— BEGIN —

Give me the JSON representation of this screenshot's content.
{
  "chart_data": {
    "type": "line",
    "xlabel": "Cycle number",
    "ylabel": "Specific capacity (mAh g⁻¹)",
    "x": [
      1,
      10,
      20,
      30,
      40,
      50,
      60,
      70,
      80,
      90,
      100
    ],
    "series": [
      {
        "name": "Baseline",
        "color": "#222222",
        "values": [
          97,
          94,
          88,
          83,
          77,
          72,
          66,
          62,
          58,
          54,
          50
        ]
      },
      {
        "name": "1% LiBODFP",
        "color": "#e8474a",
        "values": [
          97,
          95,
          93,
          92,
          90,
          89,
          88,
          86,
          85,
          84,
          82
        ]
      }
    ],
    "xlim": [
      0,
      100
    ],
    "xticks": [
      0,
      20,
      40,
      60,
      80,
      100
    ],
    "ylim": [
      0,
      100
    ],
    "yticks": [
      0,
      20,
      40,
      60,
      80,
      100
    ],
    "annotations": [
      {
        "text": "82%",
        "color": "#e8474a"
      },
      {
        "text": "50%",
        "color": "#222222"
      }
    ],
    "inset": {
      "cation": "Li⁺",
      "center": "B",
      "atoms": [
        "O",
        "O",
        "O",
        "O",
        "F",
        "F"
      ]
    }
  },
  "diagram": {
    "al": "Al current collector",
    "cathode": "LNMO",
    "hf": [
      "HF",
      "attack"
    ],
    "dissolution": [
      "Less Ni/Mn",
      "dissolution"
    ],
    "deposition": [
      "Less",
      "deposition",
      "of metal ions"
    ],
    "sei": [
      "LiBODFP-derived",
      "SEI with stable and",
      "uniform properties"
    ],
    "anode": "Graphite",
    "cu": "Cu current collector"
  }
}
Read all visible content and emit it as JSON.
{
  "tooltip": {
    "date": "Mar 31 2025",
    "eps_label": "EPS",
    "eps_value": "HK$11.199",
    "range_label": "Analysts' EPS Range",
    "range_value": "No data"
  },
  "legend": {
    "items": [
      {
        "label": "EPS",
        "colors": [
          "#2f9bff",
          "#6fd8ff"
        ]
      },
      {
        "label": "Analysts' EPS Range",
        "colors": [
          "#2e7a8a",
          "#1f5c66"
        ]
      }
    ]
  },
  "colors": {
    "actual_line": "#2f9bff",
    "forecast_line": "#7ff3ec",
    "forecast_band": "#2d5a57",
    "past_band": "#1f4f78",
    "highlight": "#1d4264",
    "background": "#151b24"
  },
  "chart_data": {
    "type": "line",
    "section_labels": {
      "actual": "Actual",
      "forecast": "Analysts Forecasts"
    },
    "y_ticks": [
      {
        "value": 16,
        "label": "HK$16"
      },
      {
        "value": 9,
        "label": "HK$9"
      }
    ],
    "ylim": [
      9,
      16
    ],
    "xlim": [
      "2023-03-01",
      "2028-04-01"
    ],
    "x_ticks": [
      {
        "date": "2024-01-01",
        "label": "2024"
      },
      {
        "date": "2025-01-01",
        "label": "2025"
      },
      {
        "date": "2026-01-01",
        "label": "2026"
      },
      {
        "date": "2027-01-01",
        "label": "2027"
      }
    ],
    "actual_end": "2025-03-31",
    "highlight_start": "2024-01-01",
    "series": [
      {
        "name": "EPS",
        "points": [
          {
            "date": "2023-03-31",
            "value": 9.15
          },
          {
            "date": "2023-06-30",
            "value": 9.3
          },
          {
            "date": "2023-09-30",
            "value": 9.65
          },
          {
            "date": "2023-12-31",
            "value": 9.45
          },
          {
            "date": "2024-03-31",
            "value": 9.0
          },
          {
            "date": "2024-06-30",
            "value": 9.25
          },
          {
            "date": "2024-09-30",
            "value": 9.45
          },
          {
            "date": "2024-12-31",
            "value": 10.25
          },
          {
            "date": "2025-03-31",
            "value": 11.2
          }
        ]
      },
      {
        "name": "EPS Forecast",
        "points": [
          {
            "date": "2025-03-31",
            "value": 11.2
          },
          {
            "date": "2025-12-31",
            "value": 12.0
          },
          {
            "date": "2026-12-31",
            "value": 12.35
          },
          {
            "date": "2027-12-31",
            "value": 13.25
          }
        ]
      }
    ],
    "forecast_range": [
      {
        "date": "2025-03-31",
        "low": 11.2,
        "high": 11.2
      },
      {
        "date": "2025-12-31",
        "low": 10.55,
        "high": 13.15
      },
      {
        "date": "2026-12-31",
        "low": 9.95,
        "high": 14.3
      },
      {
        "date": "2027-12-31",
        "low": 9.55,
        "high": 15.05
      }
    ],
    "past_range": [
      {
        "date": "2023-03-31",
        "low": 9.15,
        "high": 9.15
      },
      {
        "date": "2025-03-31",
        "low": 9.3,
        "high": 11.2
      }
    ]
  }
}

— END —

◆ **What this task involves**
Extract, word for word, each line of the listing above.

◆ **Reply to the task**
Give me the JSON representation of this screenshot's content.
{
  "chart_data": {
    "type": "line",
    "xlabel": "Cycle number",
    "ylabel": "Specific capacity (mAh g⁻¹)",
    "x": [
      1,
      10,
      20,
      30,
      40,
      50,
      60,
      70,
      80,
      90,
      100
    ],
    "series": [
      {
        "name": "Baseline",
        "color": "#222222",
        "values": [
          97,
          94,
          88,
          83,
          77,
          72,
          66,
          62,
          58,
          54,
          50
        ]
      },
      {
        "name": "1% LiBODFP",
        "color": "#e8474a",
        "values": [
          97,
          95,
          93,
          92,
          90,
          89,
          88,
          86,
          85,
          84,
          82
        ]
      }
    ],
    "xlim": [
      0,
      100
    ],
    "xticks": [
      0,
      20,
      40,
      60,
      80,
      100
    ],
    "ylim": [
      0,
      100
    ],
    "yticks": [
      0,
      20,
      40,
      60,
      80,
      100
    ],
    "annotations": [
      {
        "text": "82%",
        "color": "#e8474a"
      },
      {
        "text": "50%",
        "color": "#222222"
      }
    ],
    "inset": {
      "cation": "Li⁺",
      "center": "B",
      "atoms": [
        "O",
        "O",
        "O",
        "O",
        "F",
        "F"
      ]
    }
  },
  "diagram": {
    "al": "Al current collector",
    "cathode": "LNMO",
    "hf": [
      "HF",
      "attack"
    ],
    "dissolution": [
      "Less Ni/Mn",
      "dissolution"
    ],
    "deposition": [
      "Less",
      "deposition",
      "of metal ions"
    ],
    "sei": [
      "LiBODFP-derived",
      "SEI with stable and",
      "uniform properties"
    ],
    "anode": "Graphite",
    "cu": "Cu current collector"
  }
}
Read all visible content and emit it as JSON.
{
  "tooltip": {
    "date": "Mar 31 2025",
    "eps_label": "EPS",
    "eps_value": "HK$11.199",
    "range_label": "Analysts' EPS Range",
    "range_value": "No data"
  },
  "legend": {
    "items": [
      {
        "label": "EPS",
        "colors": [
          "#2f9bff",
          "#6fd8ff"
        ]
      },
      {
        "label": "Analysts' EPS Range",
        "colors": [
          "#2e7a8a",
          "#1f5c66"
        ]
      }
    ]
  },
  "colors": {
    "actual_line": "#2f9bff",
    "forecast_line": "#7ff3ec",
    "forecast_band": "#2d5a57",
    "past_band": "#1f4f78",
    "highlight": "#1d4264",
    "background": "#151b24"
  },
  "chart_data": {
    "type": "line",
    "section_labels": {
      "actual": "Actual",
      "forecast": "Analysts Forecasts"
    },
    "y_ticks": [
      {
        "value": 16,
        "label": "HK$16"
      },
      {
        "value": 9,
        "label": "HK$9"
      }
    ],
    "ylim": [
      9,
      16
    ],
    "xlim": [
      "2023-03-01",
      "2028-04-01"
    ],
    "x_ticks": [
      {
        "date": "2024-01-01",
        "label": "2024"
      },
      {
        "date": "2025-01-01",
        "label": "2025"
      },
      {
        "date": "2026-01-01",
        "label": "2026"
      },
      {
        "date": "2027-01-01",
        "label": "2027"
      }
    ],
    "actual_end": "2025-03-31",
    "highlight_start": "2024-01-01",
    "series": [
      {
        "name": "EPS",
        "points": [
          {
            "date": "2023-03-31",
            "value": 9.15
          },
          {
            "date": "2023-06-30",
            "value": 9.3
          },
          {
            "date": "2023-09-30",
            "value": 9.65
          },
          {
            "date": "2023-12-31",
            "value": 9.45
          },
          {
            "date": "2024-03-31",
            "value": 9.0
          },
          {
            "date": "2024-06-30",
            "value": 9.25
          },
          {
            "date": "2024-09-30",
            "value": 9.45
          },
          {
            "date": "2024-12-31",
            "value": 10.25
          },
          {
            "date": "2025-03-31",
            "value": 11.2
          }
        ]
      },
      {
        "name": "EPS Forecast",
        "points": [
          {
            "date": "2025-03-31",
            "value": 11.2
          },
          {
            "date": "2025-12-31",
            "value": 12.0
          },
          {
            "date": "2026-12-31",
            "value": 12.35
          },
          {
            "date": "2027-12-31",
            "value": 13.25
          }
        ]
      }
    ],
    "forecast_range": [
      {
        "date": "2025-03-31",
        "low": 11.2,
        "high": 11.2
      },
      {
        "date": "2025-12-31",
        "low": 10.55,
        "high": 13.15
      },
      {
        "date": "2026-12-31",
        "low": 9.95,
        "high": 14.3
      },
      {
        "date": "2027-12-31",
        "low": 9.55,
        "high": 15.05
      }
    ],
    "past_range": [
      {
        "date": "2023-03-31",
        "low": 9.15,
        "high": 9.15
      },
      {
        "date": "2025-03-31",
        "low": 9.3,
        "high": 11.2
      }
    ]
  }
}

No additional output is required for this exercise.